TASK – Select all lines holding the word "structure" from the entries that follow.

Source data:

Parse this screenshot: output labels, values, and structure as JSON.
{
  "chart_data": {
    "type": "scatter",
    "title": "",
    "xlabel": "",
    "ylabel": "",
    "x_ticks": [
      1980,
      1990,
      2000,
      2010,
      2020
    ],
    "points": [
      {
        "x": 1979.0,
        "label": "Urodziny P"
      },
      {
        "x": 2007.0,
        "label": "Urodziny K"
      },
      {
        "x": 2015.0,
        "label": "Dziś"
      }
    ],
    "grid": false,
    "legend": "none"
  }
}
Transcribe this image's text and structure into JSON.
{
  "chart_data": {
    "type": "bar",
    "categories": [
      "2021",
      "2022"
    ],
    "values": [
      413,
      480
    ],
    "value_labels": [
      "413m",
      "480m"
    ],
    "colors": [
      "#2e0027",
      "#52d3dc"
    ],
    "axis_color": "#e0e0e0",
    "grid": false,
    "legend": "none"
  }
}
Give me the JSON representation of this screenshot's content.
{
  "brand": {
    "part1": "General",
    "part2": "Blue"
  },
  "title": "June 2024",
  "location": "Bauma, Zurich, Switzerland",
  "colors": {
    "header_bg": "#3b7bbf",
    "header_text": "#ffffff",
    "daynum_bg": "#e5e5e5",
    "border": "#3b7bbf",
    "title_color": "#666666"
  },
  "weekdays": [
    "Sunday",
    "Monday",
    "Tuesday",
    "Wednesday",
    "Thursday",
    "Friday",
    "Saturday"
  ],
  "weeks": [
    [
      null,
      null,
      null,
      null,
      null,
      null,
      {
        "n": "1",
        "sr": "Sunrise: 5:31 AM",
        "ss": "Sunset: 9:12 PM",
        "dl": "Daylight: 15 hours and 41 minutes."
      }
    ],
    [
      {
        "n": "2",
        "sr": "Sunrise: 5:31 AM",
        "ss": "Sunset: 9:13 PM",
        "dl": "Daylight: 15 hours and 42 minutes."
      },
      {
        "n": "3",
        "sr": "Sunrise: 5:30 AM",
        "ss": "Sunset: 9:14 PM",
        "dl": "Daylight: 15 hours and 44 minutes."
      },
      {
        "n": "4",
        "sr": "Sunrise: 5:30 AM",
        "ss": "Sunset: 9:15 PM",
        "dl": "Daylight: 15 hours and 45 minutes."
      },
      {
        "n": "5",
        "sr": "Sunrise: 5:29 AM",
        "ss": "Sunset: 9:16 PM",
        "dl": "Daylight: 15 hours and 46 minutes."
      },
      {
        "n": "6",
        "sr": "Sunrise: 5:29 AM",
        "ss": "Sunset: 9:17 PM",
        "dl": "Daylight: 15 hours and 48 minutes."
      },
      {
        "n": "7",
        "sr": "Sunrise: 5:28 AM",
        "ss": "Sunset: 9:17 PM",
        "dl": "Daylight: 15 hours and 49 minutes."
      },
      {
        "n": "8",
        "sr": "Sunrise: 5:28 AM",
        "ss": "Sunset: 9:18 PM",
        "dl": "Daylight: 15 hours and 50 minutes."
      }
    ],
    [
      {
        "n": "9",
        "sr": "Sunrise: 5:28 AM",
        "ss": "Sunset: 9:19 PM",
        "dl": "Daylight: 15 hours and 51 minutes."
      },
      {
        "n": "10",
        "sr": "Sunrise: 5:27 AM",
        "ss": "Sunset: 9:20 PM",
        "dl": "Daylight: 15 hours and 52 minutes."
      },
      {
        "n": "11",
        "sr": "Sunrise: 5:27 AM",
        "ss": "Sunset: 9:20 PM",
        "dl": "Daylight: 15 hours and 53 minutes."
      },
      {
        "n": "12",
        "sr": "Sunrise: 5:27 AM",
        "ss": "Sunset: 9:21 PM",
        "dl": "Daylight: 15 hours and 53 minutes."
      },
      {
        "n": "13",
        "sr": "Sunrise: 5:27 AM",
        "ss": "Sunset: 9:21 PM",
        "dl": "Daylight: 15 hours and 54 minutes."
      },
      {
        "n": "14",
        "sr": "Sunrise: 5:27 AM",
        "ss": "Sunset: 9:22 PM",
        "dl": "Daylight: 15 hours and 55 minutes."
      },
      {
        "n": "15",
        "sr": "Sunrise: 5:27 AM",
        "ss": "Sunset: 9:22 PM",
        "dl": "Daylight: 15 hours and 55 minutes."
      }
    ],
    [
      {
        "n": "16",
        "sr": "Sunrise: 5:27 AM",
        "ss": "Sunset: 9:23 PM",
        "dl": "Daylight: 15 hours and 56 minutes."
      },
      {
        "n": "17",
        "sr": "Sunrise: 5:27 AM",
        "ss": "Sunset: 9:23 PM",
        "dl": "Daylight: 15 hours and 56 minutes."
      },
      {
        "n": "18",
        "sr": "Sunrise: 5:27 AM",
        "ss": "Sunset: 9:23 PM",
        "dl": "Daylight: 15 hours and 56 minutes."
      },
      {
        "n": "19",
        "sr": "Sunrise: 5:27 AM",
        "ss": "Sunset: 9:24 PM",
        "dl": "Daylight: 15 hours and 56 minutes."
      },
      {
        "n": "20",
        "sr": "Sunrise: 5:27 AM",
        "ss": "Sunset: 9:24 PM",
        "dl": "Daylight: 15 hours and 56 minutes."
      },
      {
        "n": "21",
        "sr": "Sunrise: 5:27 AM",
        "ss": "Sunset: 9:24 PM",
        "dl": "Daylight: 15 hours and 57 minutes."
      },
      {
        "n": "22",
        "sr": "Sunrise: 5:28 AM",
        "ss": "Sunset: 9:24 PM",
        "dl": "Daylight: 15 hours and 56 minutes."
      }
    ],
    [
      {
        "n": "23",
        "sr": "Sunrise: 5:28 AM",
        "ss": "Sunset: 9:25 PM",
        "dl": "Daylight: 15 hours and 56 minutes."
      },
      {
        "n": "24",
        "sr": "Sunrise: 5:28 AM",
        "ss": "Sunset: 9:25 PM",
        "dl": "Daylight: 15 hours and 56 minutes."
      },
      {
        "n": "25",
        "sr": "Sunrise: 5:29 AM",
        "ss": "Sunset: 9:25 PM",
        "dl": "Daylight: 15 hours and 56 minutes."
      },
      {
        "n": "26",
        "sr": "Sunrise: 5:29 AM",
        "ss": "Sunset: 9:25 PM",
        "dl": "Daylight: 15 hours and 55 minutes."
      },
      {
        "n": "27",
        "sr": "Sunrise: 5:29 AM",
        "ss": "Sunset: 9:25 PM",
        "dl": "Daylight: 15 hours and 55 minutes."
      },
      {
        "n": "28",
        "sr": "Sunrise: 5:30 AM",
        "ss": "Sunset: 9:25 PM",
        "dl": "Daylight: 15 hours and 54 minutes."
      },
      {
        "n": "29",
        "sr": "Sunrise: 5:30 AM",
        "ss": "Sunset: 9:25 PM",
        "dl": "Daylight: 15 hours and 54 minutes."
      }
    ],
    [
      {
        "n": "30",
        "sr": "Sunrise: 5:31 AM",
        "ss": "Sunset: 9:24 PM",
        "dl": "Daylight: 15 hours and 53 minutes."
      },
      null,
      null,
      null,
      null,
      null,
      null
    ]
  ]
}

ANSWER FOR THIS EXERCISE –
Parse this screenshot: output labels, values, and structure as JSON.
Transcribe this image's text and structure into JSON.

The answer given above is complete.